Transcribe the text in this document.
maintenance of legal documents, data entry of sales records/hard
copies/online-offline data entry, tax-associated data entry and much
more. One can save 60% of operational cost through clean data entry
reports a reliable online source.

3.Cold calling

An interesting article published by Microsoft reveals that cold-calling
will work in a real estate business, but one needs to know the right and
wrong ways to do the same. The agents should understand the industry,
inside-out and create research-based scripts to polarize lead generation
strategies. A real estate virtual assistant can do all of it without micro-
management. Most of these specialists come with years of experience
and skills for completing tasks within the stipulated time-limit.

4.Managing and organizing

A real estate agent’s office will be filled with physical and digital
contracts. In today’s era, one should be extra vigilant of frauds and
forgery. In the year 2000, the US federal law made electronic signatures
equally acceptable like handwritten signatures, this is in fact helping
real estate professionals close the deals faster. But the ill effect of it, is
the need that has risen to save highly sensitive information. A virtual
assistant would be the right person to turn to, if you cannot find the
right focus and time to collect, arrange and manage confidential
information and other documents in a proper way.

◆ ◆ ◆ ◆ ◆

* [EXERCISE]:
Search the data for "that" and list every line in which it occurs.

* [WORKED SOLUTION]:
An interesting article published by Microsoft reveals that cold-calling
the need that has risen to save highly sensitive information. A virtual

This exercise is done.